- **MATERIAL PROVIDED**
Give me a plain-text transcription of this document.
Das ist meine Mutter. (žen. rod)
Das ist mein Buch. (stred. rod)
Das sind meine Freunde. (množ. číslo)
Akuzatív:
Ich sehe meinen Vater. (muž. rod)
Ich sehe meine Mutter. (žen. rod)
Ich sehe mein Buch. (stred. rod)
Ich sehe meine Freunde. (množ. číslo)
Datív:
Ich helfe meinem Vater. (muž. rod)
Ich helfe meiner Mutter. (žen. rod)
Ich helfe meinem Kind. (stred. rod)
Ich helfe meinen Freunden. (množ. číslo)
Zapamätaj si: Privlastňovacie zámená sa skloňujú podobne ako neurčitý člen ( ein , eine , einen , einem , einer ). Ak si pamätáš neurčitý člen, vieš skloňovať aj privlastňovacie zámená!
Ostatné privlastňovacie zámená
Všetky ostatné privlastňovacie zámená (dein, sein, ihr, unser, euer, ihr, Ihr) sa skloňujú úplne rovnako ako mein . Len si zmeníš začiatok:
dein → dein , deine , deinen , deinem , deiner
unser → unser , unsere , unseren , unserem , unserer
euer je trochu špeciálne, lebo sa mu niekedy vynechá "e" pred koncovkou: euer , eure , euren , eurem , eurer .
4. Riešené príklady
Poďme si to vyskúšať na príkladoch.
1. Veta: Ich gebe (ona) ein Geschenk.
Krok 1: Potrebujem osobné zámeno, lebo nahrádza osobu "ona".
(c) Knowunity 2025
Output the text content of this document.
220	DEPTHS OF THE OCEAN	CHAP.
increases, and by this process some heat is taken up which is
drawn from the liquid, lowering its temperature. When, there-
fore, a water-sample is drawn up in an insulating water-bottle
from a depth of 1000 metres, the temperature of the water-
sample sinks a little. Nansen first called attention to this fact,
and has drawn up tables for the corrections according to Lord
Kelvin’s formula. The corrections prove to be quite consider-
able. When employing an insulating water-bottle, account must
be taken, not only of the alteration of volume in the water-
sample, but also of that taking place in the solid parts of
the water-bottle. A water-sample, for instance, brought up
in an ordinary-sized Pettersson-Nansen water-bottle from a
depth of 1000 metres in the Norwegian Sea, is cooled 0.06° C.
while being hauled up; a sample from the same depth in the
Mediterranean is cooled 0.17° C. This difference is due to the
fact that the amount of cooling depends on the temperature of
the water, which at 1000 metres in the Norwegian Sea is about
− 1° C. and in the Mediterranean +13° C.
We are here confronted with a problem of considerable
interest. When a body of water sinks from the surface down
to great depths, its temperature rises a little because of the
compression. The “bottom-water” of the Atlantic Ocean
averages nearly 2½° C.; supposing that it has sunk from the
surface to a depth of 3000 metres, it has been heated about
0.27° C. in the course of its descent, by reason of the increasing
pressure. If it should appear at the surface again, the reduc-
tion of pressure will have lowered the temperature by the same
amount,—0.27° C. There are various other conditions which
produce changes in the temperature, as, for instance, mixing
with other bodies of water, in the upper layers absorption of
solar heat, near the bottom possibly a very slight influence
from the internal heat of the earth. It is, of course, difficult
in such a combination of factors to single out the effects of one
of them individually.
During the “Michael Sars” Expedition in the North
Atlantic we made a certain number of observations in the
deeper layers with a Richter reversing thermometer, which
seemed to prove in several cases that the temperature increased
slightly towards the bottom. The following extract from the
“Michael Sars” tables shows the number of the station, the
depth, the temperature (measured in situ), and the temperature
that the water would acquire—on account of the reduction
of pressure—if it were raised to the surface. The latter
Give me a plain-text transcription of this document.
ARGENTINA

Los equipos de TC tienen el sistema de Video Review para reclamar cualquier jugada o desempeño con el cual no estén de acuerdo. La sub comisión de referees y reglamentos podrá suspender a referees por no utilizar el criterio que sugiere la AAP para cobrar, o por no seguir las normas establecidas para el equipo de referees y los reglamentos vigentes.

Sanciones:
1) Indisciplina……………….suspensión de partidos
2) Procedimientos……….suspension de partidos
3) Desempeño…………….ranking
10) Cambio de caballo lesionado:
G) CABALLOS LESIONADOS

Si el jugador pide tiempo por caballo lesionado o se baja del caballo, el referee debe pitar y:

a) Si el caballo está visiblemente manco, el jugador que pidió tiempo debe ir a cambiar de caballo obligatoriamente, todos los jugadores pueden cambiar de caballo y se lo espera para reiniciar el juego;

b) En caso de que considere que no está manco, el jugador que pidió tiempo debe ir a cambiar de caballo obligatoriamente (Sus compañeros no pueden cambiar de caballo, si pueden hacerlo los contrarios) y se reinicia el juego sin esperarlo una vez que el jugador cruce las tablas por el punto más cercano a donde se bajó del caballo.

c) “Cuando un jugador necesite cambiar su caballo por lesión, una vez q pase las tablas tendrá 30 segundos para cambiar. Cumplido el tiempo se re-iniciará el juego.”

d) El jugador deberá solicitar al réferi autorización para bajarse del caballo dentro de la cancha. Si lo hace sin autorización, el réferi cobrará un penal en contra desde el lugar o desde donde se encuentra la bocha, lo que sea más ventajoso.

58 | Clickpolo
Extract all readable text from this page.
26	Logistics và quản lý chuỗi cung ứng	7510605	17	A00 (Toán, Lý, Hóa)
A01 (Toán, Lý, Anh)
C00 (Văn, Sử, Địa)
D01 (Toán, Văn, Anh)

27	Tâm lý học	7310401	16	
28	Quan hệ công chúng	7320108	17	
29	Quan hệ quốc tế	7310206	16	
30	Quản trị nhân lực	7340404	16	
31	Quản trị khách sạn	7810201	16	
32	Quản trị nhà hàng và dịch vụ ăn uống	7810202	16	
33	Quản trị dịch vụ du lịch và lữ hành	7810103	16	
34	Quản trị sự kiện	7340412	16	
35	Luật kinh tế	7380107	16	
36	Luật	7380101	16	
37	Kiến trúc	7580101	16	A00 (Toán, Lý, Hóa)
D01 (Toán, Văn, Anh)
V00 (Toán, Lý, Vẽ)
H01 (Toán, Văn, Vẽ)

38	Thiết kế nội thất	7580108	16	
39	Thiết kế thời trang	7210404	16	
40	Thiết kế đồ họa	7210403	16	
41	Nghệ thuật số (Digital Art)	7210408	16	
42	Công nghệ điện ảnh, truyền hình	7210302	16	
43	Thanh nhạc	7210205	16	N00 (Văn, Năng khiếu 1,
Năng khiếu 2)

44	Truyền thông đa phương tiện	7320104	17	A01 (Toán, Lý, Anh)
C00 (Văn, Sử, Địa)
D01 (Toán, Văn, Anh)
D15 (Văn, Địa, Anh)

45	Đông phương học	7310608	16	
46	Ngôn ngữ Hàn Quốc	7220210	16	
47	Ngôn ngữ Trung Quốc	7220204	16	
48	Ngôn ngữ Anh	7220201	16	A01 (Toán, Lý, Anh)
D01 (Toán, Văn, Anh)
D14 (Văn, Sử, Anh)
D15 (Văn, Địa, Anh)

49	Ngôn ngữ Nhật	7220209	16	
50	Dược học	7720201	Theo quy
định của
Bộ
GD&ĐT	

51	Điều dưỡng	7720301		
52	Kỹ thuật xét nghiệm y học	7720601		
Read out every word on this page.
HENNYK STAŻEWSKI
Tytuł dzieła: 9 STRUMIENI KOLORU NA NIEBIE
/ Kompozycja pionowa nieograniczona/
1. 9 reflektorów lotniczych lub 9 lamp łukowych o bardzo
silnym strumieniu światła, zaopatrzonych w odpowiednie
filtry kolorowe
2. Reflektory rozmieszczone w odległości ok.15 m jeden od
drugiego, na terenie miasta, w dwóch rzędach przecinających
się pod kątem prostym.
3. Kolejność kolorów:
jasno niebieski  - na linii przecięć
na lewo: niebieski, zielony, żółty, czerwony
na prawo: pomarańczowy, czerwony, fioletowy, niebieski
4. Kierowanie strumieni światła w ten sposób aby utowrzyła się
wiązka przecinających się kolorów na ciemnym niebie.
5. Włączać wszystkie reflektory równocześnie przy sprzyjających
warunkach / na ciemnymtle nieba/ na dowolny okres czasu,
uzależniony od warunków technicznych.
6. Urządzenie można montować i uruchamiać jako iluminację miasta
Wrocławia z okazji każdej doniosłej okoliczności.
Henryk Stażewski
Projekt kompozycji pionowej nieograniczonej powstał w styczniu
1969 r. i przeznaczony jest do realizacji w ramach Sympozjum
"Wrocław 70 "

- **BRIEF**
Where a line above includes "insulating", copy that line.

- **EXERCISE OUTPUT**
fore, a water-sample is drawn up in an insulating water-bottle
able. When employing an insulating water-bottle, account must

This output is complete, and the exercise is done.